• **Problem description**
Retype all of the listing exactly, passing over any picture you find.
[Start Given data]
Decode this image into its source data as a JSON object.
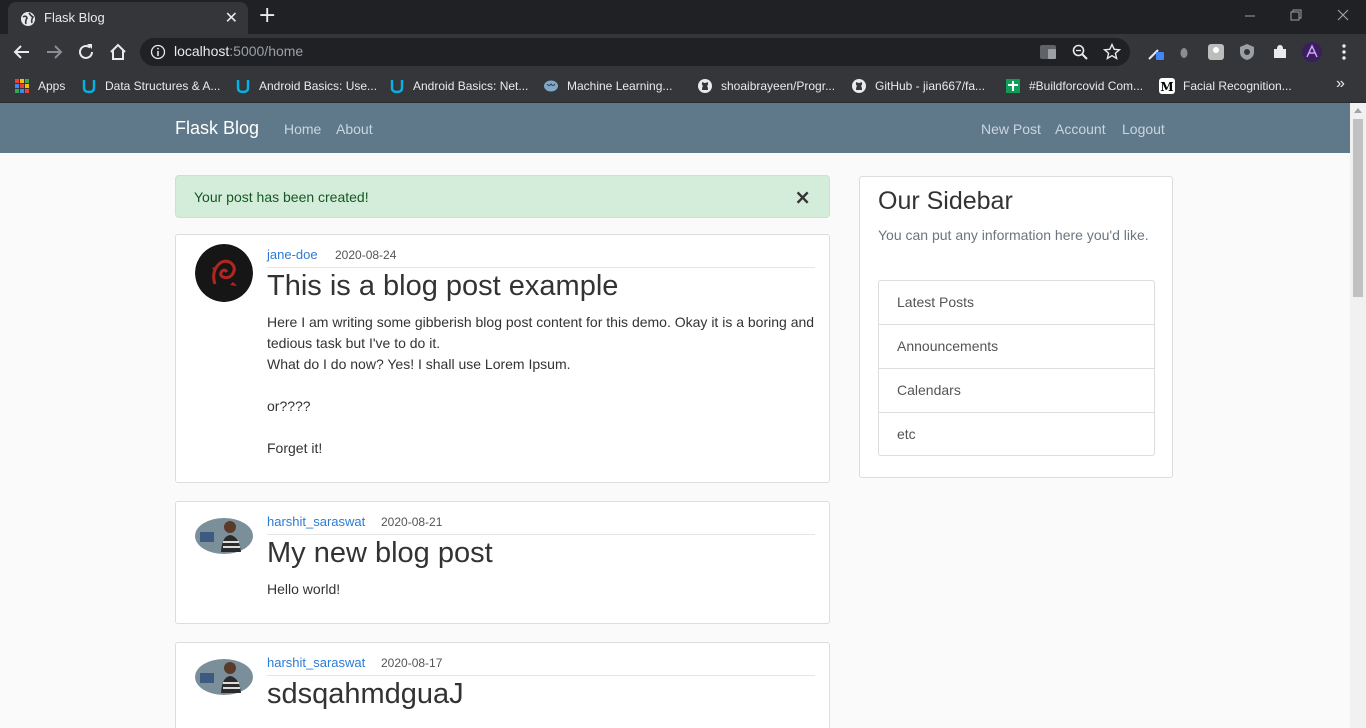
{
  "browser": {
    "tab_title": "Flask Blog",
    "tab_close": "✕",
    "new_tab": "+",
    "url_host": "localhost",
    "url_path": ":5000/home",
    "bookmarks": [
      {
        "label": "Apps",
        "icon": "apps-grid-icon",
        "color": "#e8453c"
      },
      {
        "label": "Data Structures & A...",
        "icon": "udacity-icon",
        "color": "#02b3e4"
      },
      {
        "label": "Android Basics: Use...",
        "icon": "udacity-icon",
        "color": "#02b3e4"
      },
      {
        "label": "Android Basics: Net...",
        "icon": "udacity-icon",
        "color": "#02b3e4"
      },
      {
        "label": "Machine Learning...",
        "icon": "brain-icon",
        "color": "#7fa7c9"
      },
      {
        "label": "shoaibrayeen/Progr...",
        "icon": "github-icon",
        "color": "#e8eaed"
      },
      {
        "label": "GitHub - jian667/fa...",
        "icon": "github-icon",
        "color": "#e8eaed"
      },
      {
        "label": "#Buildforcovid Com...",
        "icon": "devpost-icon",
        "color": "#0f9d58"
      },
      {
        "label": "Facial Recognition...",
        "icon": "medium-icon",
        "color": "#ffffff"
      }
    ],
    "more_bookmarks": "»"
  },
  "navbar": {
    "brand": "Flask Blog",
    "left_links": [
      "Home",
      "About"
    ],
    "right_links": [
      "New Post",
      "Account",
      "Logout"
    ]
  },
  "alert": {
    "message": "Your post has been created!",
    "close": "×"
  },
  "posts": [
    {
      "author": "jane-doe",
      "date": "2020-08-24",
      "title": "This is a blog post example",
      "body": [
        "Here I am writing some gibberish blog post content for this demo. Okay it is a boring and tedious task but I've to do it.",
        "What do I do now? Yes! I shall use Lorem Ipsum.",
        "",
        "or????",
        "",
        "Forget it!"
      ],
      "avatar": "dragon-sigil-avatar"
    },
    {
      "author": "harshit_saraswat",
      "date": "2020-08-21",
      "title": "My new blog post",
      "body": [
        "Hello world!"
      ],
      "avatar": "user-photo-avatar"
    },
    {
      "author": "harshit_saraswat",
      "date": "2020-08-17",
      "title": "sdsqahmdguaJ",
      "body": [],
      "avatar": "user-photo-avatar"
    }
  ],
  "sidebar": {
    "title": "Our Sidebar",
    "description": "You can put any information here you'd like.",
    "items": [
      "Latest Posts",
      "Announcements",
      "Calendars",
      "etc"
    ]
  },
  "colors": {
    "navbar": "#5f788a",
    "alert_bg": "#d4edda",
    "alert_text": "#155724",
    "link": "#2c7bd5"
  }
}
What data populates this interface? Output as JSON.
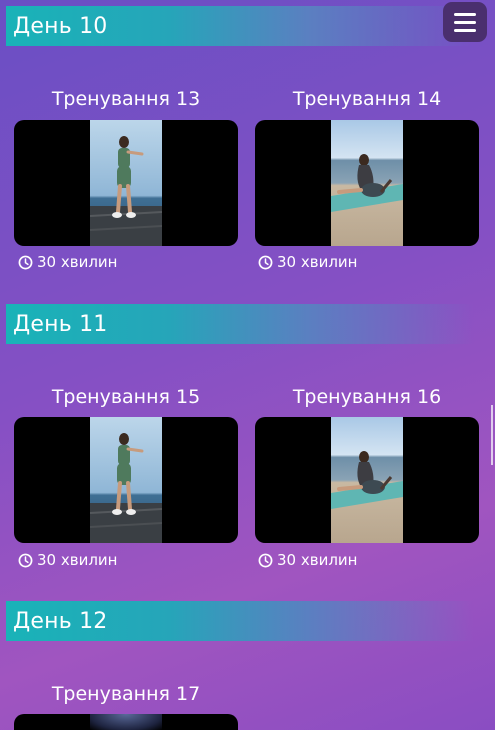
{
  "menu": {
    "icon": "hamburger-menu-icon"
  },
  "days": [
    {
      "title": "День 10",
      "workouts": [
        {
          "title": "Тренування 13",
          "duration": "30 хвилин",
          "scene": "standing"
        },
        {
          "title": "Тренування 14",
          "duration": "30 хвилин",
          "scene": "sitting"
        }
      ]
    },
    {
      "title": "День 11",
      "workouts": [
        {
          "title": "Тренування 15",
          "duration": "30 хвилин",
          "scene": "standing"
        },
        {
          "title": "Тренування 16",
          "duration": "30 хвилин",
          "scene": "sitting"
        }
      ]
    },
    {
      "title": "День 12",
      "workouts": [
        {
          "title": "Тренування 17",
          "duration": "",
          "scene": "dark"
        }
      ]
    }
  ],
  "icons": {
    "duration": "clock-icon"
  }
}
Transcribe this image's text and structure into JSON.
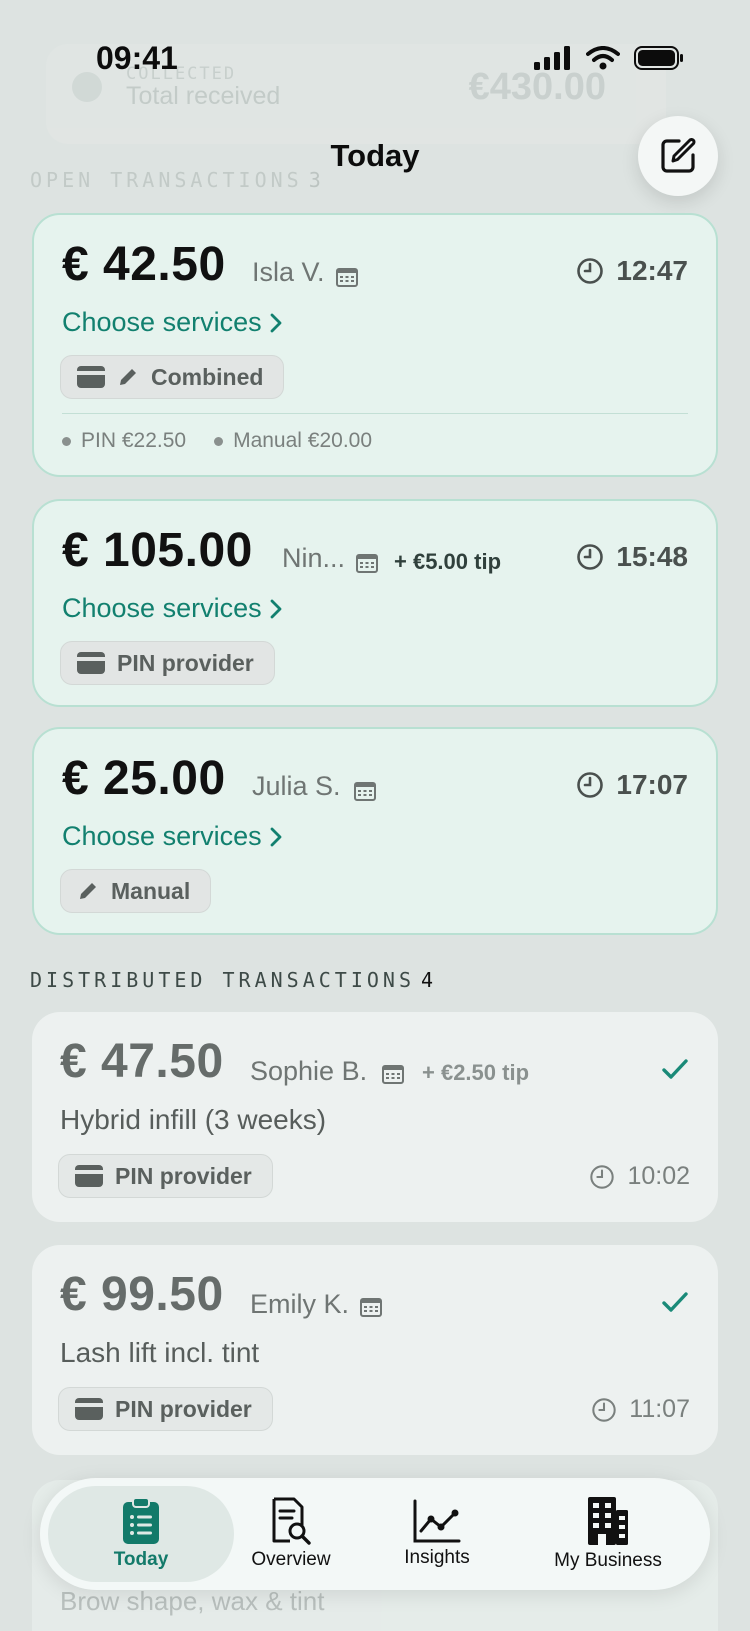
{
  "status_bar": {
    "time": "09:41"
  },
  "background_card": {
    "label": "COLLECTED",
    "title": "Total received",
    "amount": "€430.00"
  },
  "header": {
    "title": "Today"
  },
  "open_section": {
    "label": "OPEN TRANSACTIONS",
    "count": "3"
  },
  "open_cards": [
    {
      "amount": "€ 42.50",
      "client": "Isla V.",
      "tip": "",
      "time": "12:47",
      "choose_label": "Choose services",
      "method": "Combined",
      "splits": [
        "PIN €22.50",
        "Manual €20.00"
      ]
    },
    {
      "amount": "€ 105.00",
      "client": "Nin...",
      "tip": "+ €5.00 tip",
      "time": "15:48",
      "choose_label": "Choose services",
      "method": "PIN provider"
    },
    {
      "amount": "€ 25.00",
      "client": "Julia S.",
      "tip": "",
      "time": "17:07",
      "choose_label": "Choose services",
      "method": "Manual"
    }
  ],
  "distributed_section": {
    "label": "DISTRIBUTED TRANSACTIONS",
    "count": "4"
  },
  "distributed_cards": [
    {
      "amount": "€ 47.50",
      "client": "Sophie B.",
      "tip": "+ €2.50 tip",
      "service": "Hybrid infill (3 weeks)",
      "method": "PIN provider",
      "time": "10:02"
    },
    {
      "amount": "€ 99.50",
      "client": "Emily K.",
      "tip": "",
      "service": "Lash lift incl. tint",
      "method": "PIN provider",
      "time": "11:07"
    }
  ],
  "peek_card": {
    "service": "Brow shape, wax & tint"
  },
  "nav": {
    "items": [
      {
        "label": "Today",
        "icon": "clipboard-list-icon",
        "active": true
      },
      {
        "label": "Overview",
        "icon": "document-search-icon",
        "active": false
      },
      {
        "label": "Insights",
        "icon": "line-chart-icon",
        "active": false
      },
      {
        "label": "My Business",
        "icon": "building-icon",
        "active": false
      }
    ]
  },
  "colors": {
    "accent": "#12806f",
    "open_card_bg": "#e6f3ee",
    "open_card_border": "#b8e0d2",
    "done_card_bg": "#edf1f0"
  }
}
[End Given data]
• **Answer to the task**
Decode this image into its source data as a JSON object.
{
  "browser": {
    "tab_title": "Flask Blog",
    "tab_close": "✕",
    "new_tab": "+",
    "url_host": "localhost",
    "url_path": ":5000/home",
    "bookmarks": [
      {
        "label": "Apps",
        "icon": "apps-grid-icon",
        "color": "#e8453c"
      },
      {
        "label": "Data Structures & A...",
        "icon": "udacity-icon",
        "color": "#02b3e4"
      },
      {
        "label": "Android Basics: Use...",
        "icon": "udacity-icon",
        "color": "#02b3e4"
      },
      {
        "label": "Android Basics: Net...",
        "icon": "udacity-icon",
        "color": "#02b3e4"
      },
      {
        "label": "Machine Learning...",
        "icon": "brain-icon",
        "color": "#7fa7c9"
      },
      {
        "label": "shoaibrayeen/Progr...",
        "icon": "github-icon",
        "color": "#e8eaed"
      },
      {
        "label": "GitHub - jian667/fa...",
        "icon": "github-icon",
        "color": "#e8eaed"
      },
      {
        "label": "#Buildforcovid Com...",
        "icon": "devpost-icon",
        "color": "#0f9d58"
      },
      {
        "label": "Facial Recognition...",
        "icon": "medium-icon",
        "color": "#ffffff"
      }
    ],
    "more_bookmarks": "»"
  },
  "navbar": {
    "brand": "Flask Blog",
    "left_links": [
      "Home",
      "About"
    ],
    "right_links": [
      "New Post",
      "Account",
      "Logout"
    ]
  },
  "alert": {
    "message": "Your post has been created!",
    "close": "×"
  },
  "posts": [
    {
      "author": "jane-doe",
      "date": "2020-08-24",
      "title": "This is a blog post example",
      "body": [
        "Here I am writing some gibberish blog post content for this demo. Okay it is a boring and tedious task but I've to do it.",
        "What do I do now? Yes! I shall use Lorem Ipsum.",
        "",
        "or????",
        "",
        "Forget it!"
      ],
      "avatar": "dragon-sigil-avatar"
    },
    {
      "author": "harshit_saraswat",
      "date": "2020-08-21",
      "title": "My new blog post",
      "body": [
        "Hello world!"
      ],
      "avatar": "user-photo-avatar"
    },
    {
      "author": "harshit_saraswat",
      "date": "2020-08-17",
      "title": "sdsqahmdguaJ",
      "body": [],
      "avatar": "user-photo-avatar"
    }
  ],
  "sidebar": {
    "title": "Our Sidebar",
    "description": "You can put any information here you'd like.",
    "items": [
      "Latest Posts",
      "Announcements",
      "Calendars",
      "etc"
    ]
  },
  "colors": {
    "navbar": "#5f788a",
    "alert_bg": "#d4edda",
    "alert_text": "#155724",
    "link": "#2c7bd5"
  }
}
What data populates this interface? Output as JSON.
{
  "menu": {
    "icon": "hamburger-menu-icon"
  },
  "days": [
    {
      "title": "День 10",
      "workouts": [
        {
          "title": "Тренування 13",
          "duration": "30 хвилин",
          "scene": "standing"
        },
        {
          "title": "Тренування 14",
          "duration": "30 хвилин",
          "scene": "sitting"
        }
      ]
    },
    {
      "title": "День 11",
      "workouts": [
        {
          "title": "Тренування 15",
          "duration": "30 хвилин",
          "scene": "standing"
        },
        {
          "title": "Тренування 16",
          "duration": "30 хвилин",
          "scene": "sitting"
        }
      ]
    },
    {
      "title": "День 12",
      "workouts": [
        {
          "title": "Тренування 17",
          "duration": "",
          "scene": "dark"
        }
      ]
    }
  ],
  "icons": {
    "duration": "clock-icon"
  }
}
Transcribe this image's text and structure into JSON.
{
  "status_bar": {
    "time": "09:41"
  },
  "background_card": {
    "label": "COLLECTED",
    "title": "Total received",
    "amount": "€430.00"
  },
  "header": {
    "title": "Today"
  },
  "open_section": {
    "label": "OPEN TRANSACTIONS",
    "count": "3"
  },
  "open_cards": [
    {
      "amount": "€ 42.50",
      "client": "Isla V.",
      "tip": "",
      "time": "12:47",
      "choose_label": "Choose services",
      "method": "Combined",
      "splits": [
        "PIN €22.50",
        "Manual €20.00"
      ]
    },
    {
      "amount": "€ 105.00",
      "client": "Nin...",
      "tip": "+ €5.00 tip",
      "time": "15:48",
      "choose_label": "Choose services",
      "method": "PIN provider"
    },
    {
      "amount": "€ 25.00",
      "client": "Julia S.",
      "tip": "",
      "time": "17:07",
      "choose_label": "Choose services",
      "method": "Manual"
    }
  ],
  "distributed_section": {
    "label": "DISTRIBUTED TRANSACTIONS",
    "count": "4"
  },
  "distributed_cards": [
    {
      "amount": "€ 47.50",
      "client": "Sophie B.",
      "tip": "+ €2.50 tip",
      "service": "Hybrid infill (3 weeks)",
      "method": "PIN provider",
      "time": "10:02"
    },
    {
      "amount": "€ 99.50",
      "client": "Emily K.",
      "tip": "",
      "service": "Lash lift incl. tint",
      "method": "PIN provider",
      "time": "11:07"
    }
  ],
  "peek_card": {
    "service": "Brow shape, wax & tint"
  },
  "nav": {
    "items": [
      {
        "label": "Today",
        "icon": "clipboard-list-icon",
        "active": true
      },
      {
        "label": "Overview",
        "icon": "document-search-icon",
        "active": false
      },
      {
        "label": "Insights",
        "icon": "line-chart-icon",
        "active": false
      },
      {
        "label": "My Business",
        "icon": "building-icon",
        "active": false
      }
    ]
  },
  "colors": {
    "accent": "#12806f",
    "open_card_bg": "#e6f3ee",
    "open_card_border": "#b8e0d2",
    "done_card_bg": "#edf1f0"
  }
}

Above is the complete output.